(Stored dataset items)

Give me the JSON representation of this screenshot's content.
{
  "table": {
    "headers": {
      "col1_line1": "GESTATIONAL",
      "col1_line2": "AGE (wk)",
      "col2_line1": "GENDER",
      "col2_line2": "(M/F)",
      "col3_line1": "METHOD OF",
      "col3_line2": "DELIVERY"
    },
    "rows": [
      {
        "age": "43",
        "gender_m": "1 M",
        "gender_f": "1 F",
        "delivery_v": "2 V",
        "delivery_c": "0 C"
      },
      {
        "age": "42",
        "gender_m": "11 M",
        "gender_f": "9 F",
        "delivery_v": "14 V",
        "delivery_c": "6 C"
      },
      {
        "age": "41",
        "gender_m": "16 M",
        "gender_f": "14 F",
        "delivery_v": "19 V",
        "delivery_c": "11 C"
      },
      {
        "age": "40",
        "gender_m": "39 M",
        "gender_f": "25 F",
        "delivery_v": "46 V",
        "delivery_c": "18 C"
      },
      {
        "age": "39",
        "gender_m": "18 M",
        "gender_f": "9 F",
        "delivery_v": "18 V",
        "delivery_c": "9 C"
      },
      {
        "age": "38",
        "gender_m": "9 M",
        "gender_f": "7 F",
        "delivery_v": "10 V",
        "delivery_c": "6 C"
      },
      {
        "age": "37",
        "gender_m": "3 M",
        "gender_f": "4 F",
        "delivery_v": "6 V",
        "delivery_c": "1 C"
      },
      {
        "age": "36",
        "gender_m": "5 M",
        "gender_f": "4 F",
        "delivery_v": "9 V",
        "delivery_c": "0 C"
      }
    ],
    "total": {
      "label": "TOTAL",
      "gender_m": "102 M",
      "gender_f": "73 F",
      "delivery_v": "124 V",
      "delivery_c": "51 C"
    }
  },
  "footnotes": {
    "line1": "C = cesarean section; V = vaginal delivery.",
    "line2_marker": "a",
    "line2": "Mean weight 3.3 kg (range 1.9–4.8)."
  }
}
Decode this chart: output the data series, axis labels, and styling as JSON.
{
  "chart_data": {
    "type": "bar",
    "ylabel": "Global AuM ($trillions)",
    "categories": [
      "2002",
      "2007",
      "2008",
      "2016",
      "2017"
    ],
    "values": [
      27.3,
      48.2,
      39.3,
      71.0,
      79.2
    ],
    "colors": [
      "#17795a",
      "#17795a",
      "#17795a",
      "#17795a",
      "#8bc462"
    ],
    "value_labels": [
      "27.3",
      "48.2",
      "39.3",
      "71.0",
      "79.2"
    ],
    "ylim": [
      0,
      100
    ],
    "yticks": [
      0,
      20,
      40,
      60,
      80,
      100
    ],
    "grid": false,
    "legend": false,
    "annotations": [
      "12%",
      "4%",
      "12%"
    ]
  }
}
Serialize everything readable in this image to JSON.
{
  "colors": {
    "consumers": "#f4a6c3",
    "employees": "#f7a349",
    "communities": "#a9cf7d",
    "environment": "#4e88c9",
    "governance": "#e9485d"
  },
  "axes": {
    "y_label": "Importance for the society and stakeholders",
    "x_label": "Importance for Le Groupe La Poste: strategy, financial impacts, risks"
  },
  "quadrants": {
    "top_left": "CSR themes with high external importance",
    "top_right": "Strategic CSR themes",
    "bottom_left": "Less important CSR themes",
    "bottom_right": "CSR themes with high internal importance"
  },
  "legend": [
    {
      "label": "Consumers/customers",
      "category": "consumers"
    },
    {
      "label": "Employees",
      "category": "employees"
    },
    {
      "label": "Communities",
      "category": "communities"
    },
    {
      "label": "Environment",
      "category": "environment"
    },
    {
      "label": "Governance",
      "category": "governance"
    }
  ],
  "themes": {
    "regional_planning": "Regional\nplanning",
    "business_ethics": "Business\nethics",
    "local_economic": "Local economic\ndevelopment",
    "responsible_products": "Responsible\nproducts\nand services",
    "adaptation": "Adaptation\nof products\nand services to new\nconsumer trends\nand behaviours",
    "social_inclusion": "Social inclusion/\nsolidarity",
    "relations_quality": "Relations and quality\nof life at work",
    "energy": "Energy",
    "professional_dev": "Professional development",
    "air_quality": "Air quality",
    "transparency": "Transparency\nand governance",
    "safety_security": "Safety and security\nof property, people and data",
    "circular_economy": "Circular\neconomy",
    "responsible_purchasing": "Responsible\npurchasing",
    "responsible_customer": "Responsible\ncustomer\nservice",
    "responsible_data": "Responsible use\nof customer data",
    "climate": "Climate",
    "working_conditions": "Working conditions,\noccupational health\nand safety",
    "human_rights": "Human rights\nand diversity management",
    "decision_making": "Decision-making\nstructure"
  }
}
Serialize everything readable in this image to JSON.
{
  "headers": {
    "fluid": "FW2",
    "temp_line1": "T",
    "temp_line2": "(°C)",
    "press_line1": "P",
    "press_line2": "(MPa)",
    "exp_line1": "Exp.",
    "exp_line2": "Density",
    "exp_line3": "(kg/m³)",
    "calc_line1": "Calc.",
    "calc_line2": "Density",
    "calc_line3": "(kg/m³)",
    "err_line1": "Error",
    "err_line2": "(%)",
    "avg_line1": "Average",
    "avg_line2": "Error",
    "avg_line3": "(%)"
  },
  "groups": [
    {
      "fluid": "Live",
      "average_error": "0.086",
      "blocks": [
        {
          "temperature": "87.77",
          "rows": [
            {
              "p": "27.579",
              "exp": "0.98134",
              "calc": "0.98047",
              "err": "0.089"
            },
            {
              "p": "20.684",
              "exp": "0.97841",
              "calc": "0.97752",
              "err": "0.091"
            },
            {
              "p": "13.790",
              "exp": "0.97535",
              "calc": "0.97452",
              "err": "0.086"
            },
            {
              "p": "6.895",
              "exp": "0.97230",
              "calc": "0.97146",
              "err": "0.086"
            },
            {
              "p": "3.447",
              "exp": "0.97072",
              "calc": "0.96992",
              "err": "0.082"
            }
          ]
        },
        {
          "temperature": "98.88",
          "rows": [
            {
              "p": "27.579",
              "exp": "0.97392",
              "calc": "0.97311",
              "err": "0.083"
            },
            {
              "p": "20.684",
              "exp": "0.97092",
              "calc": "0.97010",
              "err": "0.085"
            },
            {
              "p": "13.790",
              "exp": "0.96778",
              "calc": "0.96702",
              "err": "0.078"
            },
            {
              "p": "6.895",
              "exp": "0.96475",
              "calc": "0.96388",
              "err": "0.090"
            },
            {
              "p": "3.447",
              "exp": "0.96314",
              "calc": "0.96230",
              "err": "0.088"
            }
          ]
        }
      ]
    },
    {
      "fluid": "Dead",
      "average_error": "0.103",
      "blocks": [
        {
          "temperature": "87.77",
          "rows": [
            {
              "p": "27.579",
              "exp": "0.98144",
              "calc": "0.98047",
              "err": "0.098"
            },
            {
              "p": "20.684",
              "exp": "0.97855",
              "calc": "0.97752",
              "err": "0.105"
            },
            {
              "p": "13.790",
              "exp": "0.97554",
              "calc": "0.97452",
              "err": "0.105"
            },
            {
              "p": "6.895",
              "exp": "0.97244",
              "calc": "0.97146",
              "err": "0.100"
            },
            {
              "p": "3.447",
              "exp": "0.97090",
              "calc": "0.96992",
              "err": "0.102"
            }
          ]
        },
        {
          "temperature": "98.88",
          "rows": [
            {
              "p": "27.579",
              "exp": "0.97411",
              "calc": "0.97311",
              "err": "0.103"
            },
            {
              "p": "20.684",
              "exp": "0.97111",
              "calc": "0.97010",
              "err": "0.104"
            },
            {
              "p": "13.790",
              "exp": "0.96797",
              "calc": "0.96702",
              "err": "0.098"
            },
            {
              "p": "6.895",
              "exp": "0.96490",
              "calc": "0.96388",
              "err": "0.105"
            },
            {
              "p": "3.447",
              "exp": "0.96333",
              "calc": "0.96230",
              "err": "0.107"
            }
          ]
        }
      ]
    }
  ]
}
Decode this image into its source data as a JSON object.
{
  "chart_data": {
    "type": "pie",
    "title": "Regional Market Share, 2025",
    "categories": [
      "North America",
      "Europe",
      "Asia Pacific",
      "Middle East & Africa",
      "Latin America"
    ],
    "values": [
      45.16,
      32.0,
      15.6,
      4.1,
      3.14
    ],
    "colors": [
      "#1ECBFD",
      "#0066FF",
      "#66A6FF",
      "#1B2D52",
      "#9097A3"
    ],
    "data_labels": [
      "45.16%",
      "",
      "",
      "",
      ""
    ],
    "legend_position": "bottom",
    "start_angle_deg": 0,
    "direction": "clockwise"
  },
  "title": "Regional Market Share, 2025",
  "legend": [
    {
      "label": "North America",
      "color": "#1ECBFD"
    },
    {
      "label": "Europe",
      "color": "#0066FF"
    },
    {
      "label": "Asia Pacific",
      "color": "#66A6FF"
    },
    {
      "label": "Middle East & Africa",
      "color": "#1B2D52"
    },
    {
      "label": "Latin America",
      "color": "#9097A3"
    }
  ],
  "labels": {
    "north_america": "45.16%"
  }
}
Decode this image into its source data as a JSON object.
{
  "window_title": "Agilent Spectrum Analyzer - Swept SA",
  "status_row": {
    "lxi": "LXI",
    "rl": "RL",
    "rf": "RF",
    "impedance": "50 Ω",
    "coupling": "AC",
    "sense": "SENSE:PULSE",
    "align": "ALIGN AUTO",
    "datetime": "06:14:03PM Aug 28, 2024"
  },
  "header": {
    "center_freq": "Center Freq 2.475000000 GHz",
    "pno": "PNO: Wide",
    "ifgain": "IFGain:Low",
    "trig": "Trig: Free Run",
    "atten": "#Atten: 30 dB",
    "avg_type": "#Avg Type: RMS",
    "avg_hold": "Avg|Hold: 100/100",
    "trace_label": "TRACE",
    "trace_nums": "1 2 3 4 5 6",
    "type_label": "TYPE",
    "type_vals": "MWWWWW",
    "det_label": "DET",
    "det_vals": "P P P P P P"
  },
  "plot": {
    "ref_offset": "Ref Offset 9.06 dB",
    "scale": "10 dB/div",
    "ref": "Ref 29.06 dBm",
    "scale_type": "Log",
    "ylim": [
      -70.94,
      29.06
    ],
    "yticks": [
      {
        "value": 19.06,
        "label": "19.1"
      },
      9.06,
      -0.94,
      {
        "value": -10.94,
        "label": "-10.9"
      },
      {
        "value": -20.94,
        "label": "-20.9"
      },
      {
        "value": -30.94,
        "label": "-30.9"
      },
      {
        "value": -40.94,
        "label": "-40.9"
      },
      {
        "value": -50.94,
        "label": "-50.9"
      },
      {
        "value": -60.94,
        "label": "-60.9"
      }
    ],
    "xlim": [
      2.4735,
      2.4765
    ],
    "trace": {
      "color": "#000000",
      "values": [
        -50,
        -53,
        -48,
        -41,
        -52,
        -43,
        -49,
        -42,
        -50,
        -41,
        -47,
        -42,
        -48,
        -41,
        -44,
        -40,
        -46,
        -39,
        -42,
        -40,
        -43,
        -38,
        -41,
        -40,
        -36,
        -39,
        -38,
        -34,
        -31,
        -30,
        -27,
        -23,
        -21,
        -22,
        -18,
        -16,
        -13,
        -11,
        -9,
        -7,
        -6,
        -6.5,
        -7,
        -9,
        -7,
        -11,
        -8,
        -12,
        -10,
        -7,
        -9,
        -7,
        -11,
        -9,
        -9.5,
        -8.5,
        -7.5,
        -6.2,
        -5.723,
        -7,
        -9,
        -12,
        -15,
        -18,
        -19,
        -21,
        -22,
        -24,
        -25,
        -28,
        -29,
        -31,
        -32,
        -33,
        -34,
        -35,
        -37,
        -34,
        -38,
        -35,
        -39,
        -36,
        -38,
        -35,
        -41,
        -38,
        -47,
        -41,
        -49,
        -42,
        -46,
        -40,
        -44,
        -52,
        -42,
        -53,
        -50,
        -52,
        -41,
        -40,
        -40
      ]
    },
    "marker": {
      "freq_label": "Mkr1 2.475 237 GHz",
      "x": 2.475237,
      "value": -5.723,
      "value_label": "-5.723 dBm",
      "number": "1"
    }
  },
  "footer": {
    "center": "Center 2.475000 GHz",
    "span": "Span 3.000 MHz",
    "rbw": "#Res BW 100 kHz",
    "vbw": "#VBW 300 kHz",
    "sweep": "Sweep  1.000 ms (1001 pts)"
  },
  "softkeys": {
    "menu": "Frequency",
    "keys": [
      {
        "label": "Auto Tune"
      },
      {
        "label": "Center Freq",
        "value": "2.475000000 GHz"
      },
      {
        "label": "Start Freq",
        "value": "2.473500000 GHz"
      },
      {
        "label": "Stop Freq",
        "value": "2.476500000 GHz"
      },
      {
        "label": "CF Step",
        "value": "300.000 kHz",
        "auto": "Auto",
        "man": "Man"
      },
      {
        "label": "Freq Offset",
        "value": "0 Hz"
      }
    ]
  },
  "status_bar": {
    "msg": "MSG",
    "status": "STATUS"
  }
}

» Task brief: Tell how many lines hold the string "Responsible", giving the number and nothing else.

» The solution: 4